What is being asked =
Work out the number of lines containing "Fast". Answer with nothing but that number.
===== Input =====
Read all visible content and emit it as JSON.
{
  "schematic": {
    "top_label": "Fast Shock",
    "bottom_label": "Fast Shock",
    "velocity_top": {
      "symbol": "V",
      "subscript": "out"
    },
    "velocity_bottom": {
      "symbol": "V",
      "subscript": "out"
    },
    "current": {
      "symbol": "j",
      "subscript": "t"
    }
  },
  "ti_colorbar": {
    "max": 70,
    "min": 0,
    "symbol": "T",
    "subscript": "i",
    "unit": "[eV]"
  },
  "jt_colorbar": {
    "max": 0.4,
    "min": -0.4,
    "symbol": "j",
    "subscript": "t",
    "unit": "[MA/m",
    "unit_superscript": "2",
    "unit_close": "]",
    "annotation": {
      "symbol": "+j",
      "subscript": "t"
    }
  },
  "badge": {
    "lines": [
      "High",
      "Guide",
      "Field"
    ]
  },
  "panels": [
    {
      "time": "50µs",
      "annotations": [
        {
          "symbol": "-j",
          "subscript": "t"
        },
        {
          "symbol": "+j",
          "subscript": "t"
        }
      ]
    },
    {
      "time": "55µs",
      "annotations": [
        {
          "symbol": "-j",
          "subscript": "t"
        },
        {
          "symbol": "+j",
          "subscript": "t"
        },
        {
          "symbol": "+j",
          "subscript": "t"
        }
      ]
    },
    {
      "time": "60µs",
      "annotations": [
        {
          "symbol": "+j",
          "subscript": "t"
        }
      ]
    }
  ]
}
=====
Correct output =
2